Stated task:
Please set down all the lines beneath this one exactly, without the pictures.

Input records:
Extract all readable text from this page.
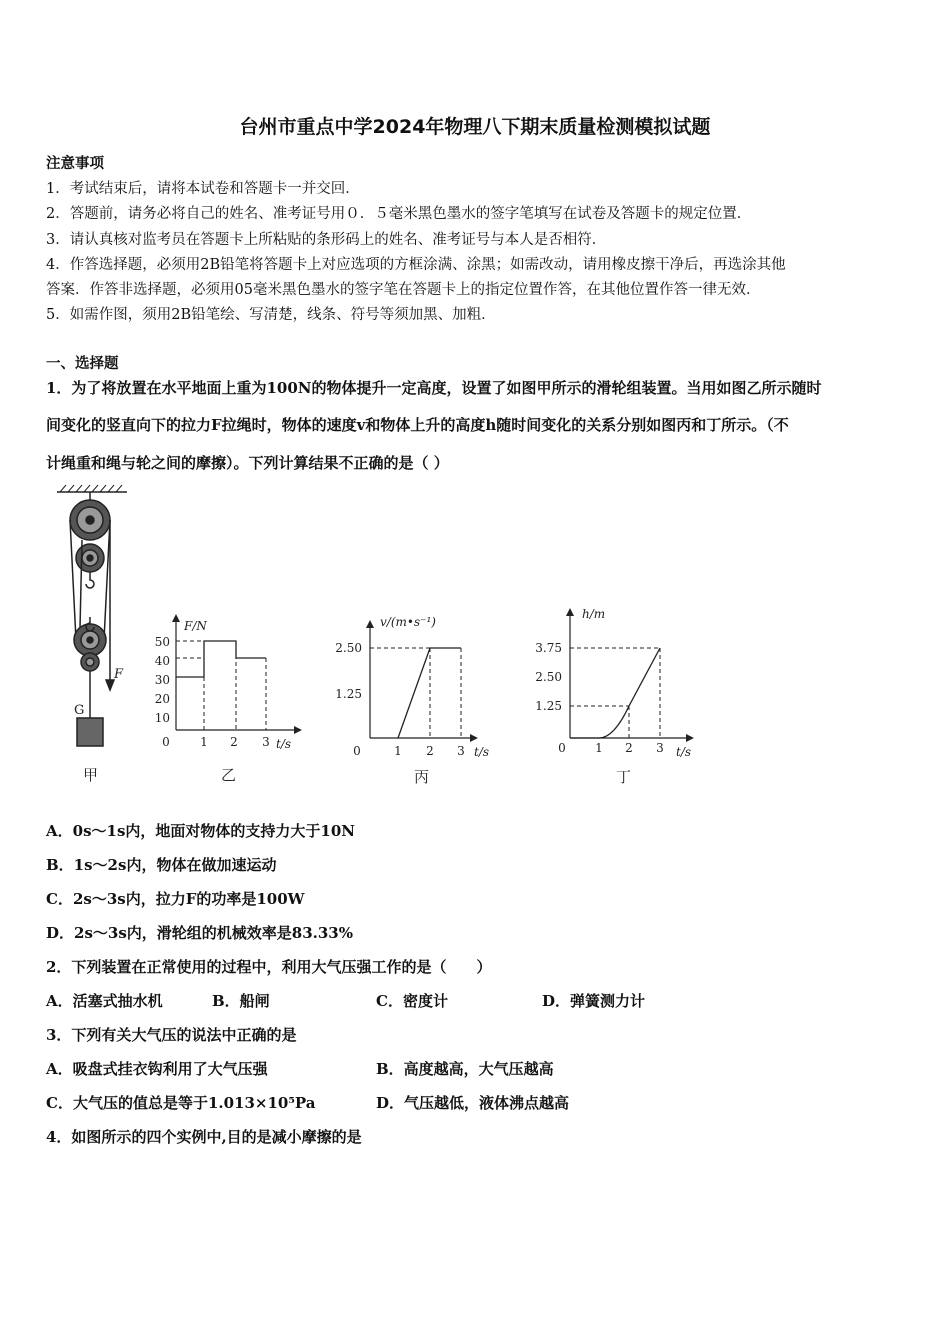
台州市重点中学2024年物理八下期末质量检测模拟试题
注意事项
1．考试结束后，请将本试卷和答题卡一并交回．
2．答题前，请务必将自己的姓名、准考证号用０．５毫米黑色墨水的签字笔填写在试卷及答题卡的规定位置．
3．请认真核对监考员在答题卡上所粘贴的条形码上的姓名、准考证号与本人是否相符．
4．作答选择题，必须用2B铅笔将答题卡上对应选项的方框涂满、涂黑；如需改动，请用橡皮擦干净后，再选涂其他
答案．作答非选择题，必须用05毫米黑色墨水的签字笔在答题卡上的指定位置作答，在其他位置作答一律无效．
5．如需作图，须用2B铅笔绘、写清楚，线条、符号等须加黑、加粗．
一、选择题
1．为了将放置在水平地面上重为100N的物体提升一定高度，设置了如图甲所示的滑轮组装置。当用如图乙所示随时
间变化的竖直向下的拉力F拉绳时，物体的速度v和物体上升的高度h随时间变化的关系分别如图丙和丁所示。（不
计绳重和绳与轮之间的摩擦）。下列计算结果不正确的是（ ）
F
G
甲
F/N
t/s
50
40
30
20
10
0	1 2 3
乙
v/(m•s⁻¹)
t/s
2.50
1.25
0	1 2 3
丙
h/m
t/s
3.75
2.50
1.25
0 1 2 3
丁
A．0s～1s内，地面对物体的支持力大于10N
B．1s～2s内，物体在做加速运动
C．2s～3s内，拉力F的功率是100W
D．2s～3s内，滑轮组的机械效率是83.33%
2．下列装置在正常使用的过程中，利用大气压强工作的是（　　）
A．活塞式抽水机	B．船闸	C．密度计	D．弹簧测力计
3．下列有关大气压的说法中正确的是
A．吸盘式挂衣钩利用了大气压强	B．高度越高，大气压越高
C．大气压的值总是等于1.013×10⁵Pa	D．气压越低，液体沸点越高
4．如图所示的四个实例中,目的是减小摩擦的是
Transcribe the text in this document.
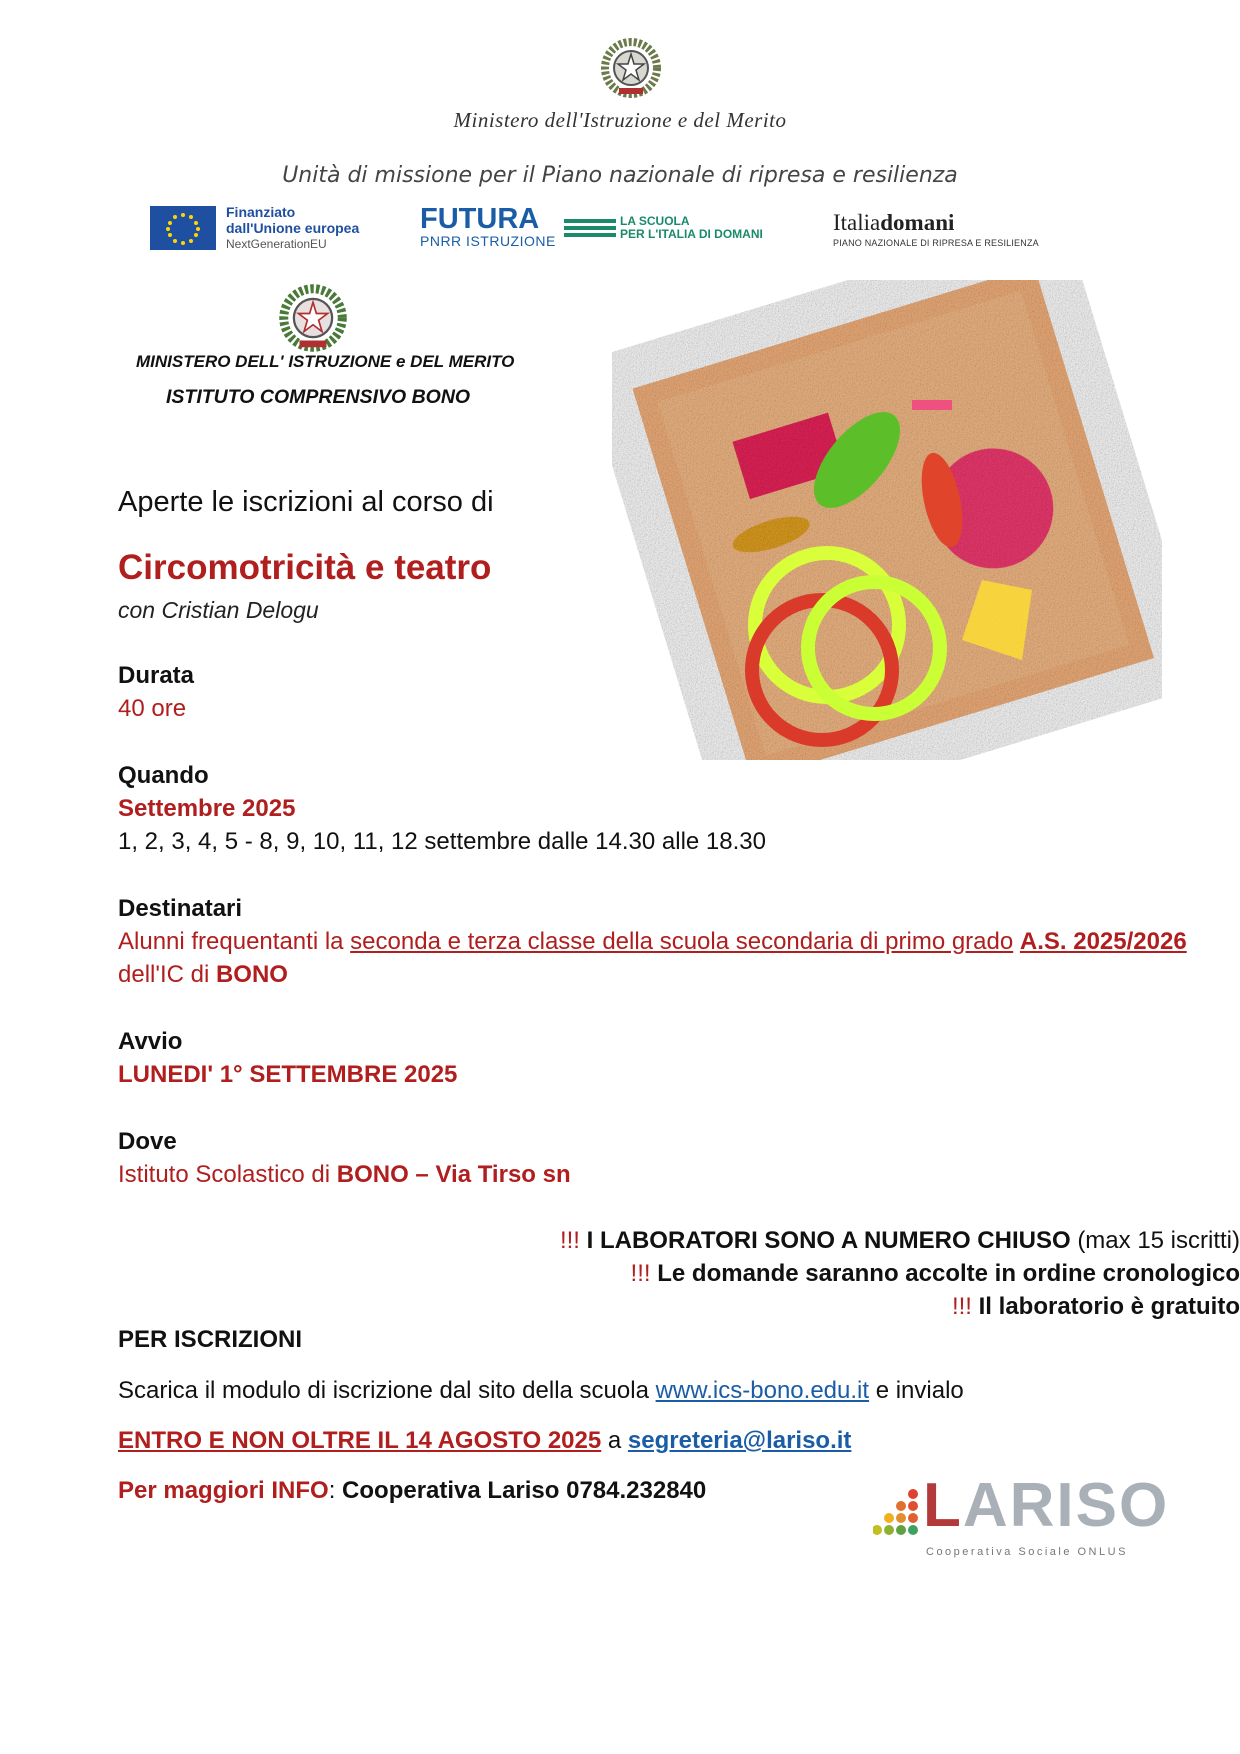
Ministero dell'Istruzione e del Merito
Unità di missione per il Piano nazionale di ripresa e resilienza
Finanziato
dall'Unione europea
NextGenerationEU
FUTURA
PNRR ISTRUZIONE
LA SCUOLA
PER L'ITALIA DI DOMANI	Italiadomani
PIANO NAZIONALE DI RIPRESA E RESILIENZA
MINISTERO DELL' ISTRUZIONE e DEL MERITO
ISTITUTO COMPRENSIVO BONO
Aperte le iscrizioni al corso di
Circomotricità e teatro
con Cristian Delogu
Durata
40 ore
Quando
Settembre 2025
1, 2, 3, 4, 5 - 8, 9, 10, 11, 12 settembre dalle 14.30 alle 18.30
Destinatari
Alunni frequentanti la seconda e terza classe della scuola secondaria di primo grado A.S. 2025/2026
dell'IC di BONO
Avvio
LUNEDI' 1° SETTEMBRE 2025
Dove
Istituto Scolastico di BONO – Via Tirso sn
!!! I LABORATORI SONO A NUMERO CHIUSO (max 15 iscritti)
!!! Le domande saranno accolte in ordine cronologico
!!! Il laboratorio è gratuito
PER ISCRIZIONI
Scarica il modulo di iscrizione dal sito della scuola www.ics-bono.edu.it e invialo
ENTRO E NON OLTRE IL 14 AGOSTO 2025 a segreteria@lariso.it
Per maggiori INFO: Cooperativa Lariso 0784.232840	LARISO
Cooperativa Sociale ONLUS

Solution for this task:
Extract all readable text from this page.
台州市重点中学2024年物理八下期末质量检测模拟试题
注意事项
1．考试结束后，请将本试卷和答题卡一并交回．
2．答题前，请务必将自己的姓名、准考证号用０．５毫米黑色墨水的签字笔填写在试卷及答题卡的规定位置．
3．请认真核对监考员在答题卡上所粘贴的条形码上的姓名、准考证号与本人是否相符．
4．作答选择题，必须用2B铅笔将答题卡上对应选项的方框涂满、涂黑；如需改动，请用橡皮擦干净后，再选涂其他
答案．作答非选择题，必须用05毫米黑色墨水的签字笔在答题卡上的指定位置作答，在其他位置作答一律无效．
5．如需作图，须用2B铅笔绘、写清楚，线条、符号等须加黑、加粗．
一、选择题
1．为了将放置在水平地面上重为100N的物体提升一定高度，设置了如图甲所示的滑轮组装置。当用如图乙所示随时
间变化的竖直向下的拉力F拉绳时，物体的速度v和物体上升的高度h随时间变化的关系分别如图丙和丁所示。（不
计绳重和绳与轮之间的摩擦）。下列计算结果不正确的是（ ）
F
G
甲
F/N
t/s
50
40
30
20
10
0	1 2 3
乙
v/(m•s⁻¹)
t/s
2.50
1.25
0	1 2 3
丙
h/m
t/s
3.75
2.50
1.25
0 1 2 3
丁
A．0s～1s内，地面对物体的支持力大于10N
B．1s～2s内，物体在做加速运动
C．2s～3s内，拉力F的功率是100W
D．2s～3s内，滑轮组的机械效率是83.33%
2．下列装置在正常使用的过程中，利用大气压强工作的是（　　）
A．活塞式抽水机	B．船闸	C．密度计	D．弹簧测力计
3．下列有关大气压的说法中正确的是
A．吸盘式挂衣钩利用了大气压强	B．高度越高，大气压越高
C．大气压的值总是等于1.013×10⁵Pa	D．气压越低，液体沸点越高
4．如图所示的四个实例中,目的是减小摩擦的是
Transcribe the text in this document.
Ministero dell'Istruzione e del Merito
Unità di missione per il Piano nazionale di ripresa e resilienza
Finanziato
dall'Unione europea
NextGenerationEU
FUTURA
PNRR ISTRUZIONE
LA SCUOLA
PER L'ITALIA DI DOMANI	Italiadomani
PIANO NAZIONALE DI RIPRESA E RESILIENZA
MINISTERO DELL' ISTRUZIONE e DEL MERITO
ISTITUTO COMPRENSIVO BONO
Aperte le iscrizioni al corso di
Circomotricità e teatro
con Cristian Delogu
Durata
40 ore
Quando
Settembre 2025
1, 2, 3, 4, 5 - 8, 9, 10, 11, 12 settembre dalle 14.30 alle 18.30
Destinatari
Alunni frequentanti la seconda e terza classe della scuola secondaria di primo grado A.S. 2025/2026
dell'IC di BONO
Avvio
LUNEDI' 1° SETTEMBRE 2025
Dove
Istituto Scolastico di BONO – Via Tirso sn
!!! I LABORATORI SONO A NUMERO CHIUSO (max 15 iscritti)
!!! Le domande saranno accolte in ordine cronologico
!!! Il laboratorio è gratuito
PER ISCRIZIONI
Scarica il modulo di iscrizione dal sito della scuola www.ics-bono.edu.it e invialo
ENTRO E NON OLTRE IL 14 AGOSTO 2025 a segreteria@lariso.it
Per maggiori INFO: Cooperativa Lariso 0784.232840	LARISO
Cooperativa Sociale ONLUS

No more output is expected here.